SHORT PROBLEM -> Write out the listing below in full and exactly, leaving out every picture.

┌──

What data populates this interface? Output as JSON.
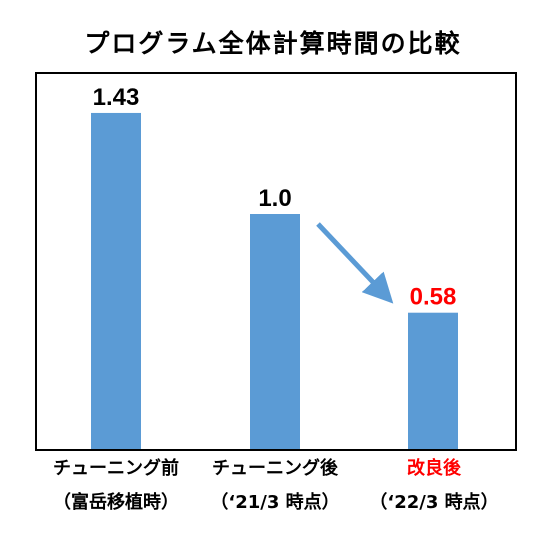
{
  "chart_data": {
    "type": "bar",
    "title": "プログラム全体計算時間の比較",
    "categories": [
      {
        "line1": "チューニング前",
        "line2": "（富岳移植時）",
        "highlight": false
      },
      {
        "line1": "チューニング後",
        "line2": "（‘21/3 時点）",
        "highlight": false
      },
      {
        "line1": "改良後",
        "line2": "（‘22/3 時点）",
        "highlight": true
      }
    ],
    "values": [
      1.43,
      1.0,
      0.58
    ],
    "value_labels": [
      "1.43",
      "1.0",
      "0.58"
    ],
    "ylim": [
      0,
      1.6
    ],
    "grid": false,
    "colors": {
      "bar": "#5b9bd5",
      "arrow": "#5b9bd5",
      "highlight_text": "#ff0000",
      "frame": "#000000"
    },
    "annotations": [
      {
        "type": "arrow",
        "from_category": 1,
        "to_category": 2
      }
    ]
  }
}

└──

COMPLETED TASK ->
What data populates this interface? Output as JSON.
{
  "chart_data": {
    "type": "bar",
    "title": "プログラム全体計算時間の比較",
    "categories": [
      {
        "line1": "チューニング前",
        "line2": "（富岳移植時）",
        "highlight": false
      },
      {
        "line1": "チューニング後",
        "line2": "（‘21/3 時点）",
        "highlight": false
      },
      {
        "line1": "改良後",
        "line2": "（‘22/3 時点）",
        "highlight": true
      }
    ],
    "values": [
      1.43,
      1.0,
      0.58
    ],
    "value_labels": [
      "1.43",
      "1.0",
      "0.58"
    ],
    "ylim": [
      0,
      1.6
    ],
    "grid": false,
    "colors": {
      "bar": "#5b9bd5",
      "arrow": "#5b9bd5",
      "highlight_text": "#ff0000",
      "frame": "#000000"
    },
    "annotations": [
      {
        "type": "arrow",
        "from_category": 1,
        "to_category": 2
      }
    ]
  }
}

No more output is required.